PASSAGE SHOWN -
Time is of the essence for digital TV migration and industry is waiting for the Department of Communications (DOC) to issue the set-top-box specifications, said trade and industry director-general Tshediso Matona.

Matona was answering questions during a parliamentary media briefing yesterday, along with trade and industry minister Mandisi Mpahlwa.

At a similar briefing on Monday, communications minister Ivy Matsepe-Casaburri seemed unsure when her department would issue its plan for the country's migration from analogue to digital TV broadcasting signals.

"We have examined what other countries have done and we should be taking our recommendations to Cabinet within the next few months, or even this month, with a plan to help the poor buy set-top boxes," she said.

According to what the DOC has released so far, and repeated by President Thabo Mbeki in his State of the Nation address, about 50% of the population should be covered by the digital broadcast signal at the start of the three-year dual illumination period, starting in November.

MATERIAL -
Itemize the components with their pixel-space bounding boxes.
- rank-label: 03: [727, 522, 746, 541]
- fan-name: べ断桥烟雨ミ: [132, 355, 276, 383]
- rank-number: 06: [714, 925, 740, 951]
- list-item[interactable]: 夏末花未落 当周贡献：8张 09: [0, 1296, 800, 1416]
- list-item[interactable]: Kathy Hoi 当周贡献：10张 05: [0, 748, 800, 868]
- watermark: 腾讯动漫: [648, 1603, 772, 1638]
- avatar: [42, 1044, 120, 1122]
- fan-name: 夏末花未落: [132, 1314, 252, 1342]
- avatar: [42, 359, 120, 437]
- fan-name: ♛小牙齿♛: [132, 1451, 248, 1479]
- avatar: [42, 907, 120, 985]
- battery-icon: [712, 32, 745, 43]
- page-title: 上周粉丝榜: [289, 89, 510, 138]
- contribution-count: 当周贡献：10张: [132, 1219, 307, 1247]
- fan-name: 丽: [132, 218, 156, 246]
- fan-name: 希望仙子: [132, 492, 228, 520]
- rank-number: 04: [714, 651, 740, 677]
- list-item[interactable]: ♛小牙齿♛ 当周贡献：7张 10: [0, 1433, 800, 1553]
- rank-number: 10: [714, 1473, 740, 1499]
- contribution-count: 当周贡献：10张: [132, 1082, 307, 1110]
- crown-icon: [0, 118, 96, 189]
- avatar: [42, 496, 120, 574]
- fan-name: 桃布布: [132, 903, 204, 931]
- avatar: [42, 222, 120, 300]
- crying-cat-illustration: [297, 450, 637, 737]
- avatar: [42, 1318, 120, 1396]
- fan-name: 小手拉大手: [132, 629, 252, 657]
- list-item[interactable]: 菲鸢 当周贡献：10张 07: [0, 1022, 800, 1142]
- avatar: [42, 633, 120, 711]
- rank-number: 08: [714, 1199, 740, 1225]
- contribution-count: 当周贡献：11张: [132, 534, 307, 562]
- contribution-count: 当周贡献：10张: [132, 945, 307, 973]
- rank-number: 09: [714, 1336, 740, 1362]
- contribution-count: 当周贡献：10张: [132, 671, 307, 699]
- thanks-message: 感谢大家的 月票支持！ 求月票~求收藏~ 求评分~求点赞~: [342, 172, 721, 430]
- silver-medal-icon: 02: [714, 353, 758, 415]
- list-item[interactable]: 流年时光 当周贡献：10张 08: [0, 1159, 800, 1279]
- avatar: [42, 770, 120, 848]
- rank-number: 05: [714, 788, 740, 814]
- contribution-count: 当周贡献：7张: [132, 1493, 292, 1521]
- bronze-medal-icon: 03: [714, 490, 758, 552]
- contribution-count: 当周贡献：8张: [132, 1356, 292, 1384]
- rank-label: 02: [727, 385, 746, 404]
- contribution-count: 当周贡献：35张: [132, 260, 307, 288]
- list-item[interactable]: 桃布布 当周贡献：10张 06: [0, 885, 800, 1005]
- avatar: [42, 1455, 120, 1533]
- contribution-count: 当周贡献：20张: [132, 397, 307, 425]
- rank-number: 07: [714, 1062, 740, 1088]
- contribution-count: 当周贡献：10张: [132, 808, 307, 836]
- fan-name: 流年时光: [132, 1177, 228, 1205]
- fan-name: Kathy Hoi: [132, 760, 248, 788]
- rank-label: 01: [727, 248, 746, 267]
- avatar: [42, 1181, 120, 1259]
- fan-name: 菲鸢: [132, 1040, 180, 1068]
==
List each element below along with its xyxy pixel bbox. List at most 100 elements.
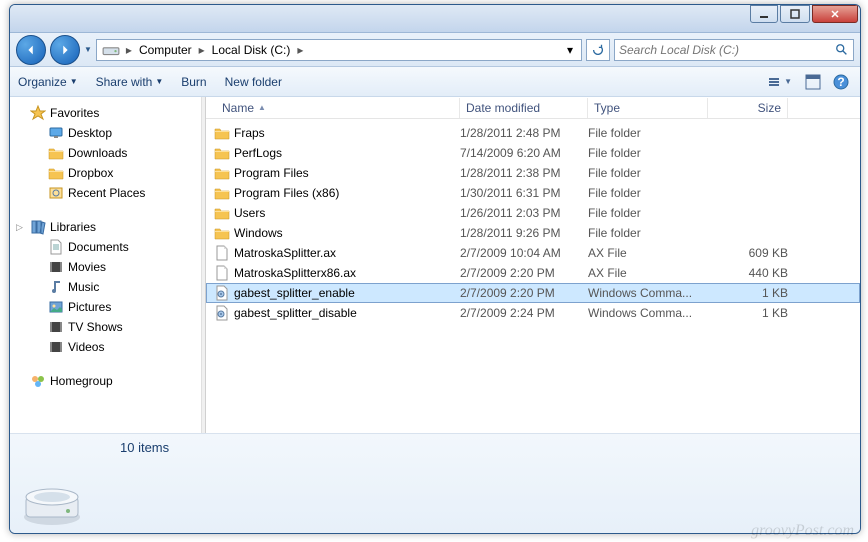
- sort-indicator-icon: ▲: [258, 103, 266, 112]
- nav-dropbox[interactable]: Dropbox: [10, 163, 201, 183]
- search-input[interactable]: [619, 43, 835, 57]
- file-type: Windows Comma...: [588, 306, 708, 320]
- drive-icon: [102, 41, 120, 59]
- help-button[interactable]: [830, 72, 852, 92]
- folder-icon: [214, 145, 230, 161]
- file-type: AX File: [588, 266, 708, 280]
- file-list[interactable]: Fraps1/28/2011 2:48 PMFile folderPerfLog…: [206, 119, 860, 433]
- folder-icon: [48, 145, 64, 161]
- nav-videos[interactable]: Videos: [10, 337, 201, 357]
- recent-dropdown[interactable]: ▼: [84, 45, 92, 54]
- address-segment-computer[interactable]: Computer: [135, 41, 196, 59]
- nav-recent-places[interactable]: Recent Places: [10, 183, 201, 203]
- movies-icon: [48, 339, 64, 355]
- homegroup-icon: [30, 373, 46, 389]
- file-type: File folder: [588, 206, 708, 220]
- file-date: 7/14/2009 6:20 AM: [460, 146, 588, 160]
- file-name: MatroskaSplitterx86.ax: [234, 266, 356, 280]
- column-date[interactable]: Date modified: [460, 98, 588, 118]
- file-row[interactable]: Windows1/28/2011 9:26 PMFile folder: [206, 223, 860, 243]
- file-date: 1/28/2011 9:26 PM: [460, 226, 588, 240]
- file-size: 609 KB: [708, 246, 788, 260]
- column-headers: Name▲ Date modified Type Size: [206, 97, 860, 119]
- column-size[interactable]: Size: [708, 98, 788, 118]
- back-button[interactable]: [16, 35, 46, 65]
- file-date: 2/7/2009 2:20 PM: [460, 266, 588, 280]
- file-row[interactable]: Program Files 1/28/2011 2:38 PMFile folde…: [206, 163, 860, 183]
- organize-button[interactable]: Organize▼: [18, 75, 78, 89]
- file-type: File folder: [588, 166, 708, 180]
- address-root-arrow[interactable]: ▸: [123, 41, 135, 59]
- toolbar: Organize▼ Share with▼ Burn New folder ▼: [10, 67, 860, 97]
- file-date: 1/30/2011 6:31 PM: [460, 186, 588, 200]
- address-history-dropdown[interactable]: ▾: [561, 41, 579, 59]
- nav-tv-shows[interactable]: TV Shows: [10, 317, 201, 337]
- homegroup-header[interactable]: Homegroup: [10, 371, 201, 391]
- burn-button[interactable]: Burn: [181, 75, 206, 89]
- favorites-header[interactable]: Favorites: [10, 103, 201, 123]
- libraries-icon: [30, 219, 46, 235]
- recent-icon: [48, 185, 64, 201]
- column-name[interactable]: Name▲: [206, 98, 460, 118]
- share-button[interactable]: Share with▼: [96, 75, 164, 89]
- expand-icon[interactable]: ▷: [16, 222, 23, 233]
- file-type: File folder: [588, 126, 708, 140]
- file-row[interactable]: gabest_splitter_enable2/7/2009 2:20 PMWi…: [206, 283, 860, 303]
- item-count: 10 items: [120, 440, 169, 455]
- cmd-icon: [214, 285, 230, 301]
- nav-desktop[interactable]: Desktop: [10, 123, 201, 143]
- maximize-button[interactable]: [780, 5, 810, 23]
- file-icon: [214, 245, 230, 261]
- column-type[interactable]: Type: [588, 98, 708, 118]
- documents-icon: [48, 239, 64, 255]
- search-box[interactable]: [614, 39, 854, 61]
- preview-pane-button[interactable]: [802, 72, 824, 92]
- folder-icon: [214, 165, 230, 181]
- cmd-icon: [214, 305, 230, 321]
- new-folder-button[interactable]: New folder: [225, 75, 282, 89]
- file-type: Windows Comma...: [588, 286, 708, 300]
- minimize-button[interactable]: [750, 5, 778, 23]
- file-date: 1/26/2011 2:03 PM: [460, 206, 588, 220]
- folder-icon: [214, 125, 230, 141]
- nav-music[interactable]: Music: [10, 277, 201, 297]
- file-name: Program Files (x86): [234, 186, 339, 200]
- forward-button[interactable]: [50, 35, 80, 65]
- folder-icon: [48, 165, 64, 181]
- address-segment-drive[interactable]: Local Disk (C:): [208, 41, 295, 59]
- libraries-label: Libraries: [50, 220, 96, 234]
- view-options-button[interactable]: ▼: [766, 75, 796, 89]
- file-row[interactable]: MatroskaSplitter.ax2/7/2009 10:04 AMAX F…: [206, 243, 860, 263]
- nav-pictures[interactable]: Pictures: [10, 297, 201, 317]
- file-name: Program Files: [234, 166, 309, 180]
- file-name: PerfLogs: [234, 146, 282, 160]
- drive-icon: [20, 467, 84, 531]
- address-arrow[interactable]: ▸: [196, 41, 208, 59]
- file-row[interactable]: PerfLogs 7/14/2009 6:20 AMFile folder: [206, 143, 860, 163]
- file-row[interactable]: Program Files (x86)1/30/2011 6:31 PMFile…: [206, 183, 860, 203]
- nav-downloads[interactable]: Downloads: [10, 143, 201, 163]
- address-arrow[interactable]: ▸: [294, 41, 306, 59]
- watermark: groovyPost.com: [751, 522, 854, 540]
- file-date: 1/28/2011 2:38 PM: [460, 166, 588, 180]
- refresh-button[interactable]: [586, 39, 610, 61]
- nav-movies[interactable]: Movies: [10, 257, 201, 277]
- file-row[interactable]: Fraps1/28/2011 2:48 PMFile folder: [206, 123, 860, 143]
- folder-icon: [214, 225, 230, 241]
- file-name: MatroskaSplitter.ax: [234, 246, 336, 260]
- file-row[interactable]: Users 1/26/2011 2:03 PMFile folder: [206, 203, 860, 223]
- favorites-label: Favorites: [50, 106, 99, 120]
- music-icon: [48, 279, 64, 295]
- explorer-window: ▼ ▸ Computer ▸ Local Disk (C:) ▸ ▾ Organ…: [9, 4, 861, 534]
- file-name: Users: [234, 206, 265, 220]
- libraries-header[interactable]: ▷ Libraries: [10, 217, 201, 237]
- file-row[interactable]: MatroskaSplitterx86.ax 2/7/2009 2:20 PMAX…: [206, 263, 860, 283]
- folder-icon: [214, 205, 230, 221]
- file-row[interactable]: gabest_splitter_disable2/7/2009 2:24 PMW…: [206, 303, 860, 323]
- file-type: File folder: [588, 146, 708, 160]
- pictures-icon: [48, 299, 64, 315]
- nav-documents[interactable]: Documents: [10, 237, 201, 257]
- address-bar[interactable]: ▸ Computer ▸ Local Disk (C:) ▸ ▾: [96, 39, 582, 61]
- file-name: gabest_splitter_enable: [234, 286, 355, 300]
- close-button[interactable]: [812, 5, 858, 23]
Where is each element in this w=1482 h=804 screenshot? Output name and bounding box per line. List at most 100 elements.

STATED GOAL - Extract, word for word, the part of the article on digital TV migration that runs from "Time is of the" to "TV broadcasting signals.". The material above has no connection to the article on digital TV migration.

RESULT OF THE TASK -
Time is of the essence for digital TV migration and industry is waiting for the Department of Communications (DOC) to issue the set-top-box specifications, said trade and industry director-general Tshediso Matona.

Matona was answering questions during a parliamentary media briefing yesterday, along with trade and industry minister Mandisi Mpahlwa.

At a similar briefing on Monday, communications minister Ivy Matsepe-Casaburri seemed unsure when her department would issue its plan for the country's migration from analogue to digital TV broadcasting signals.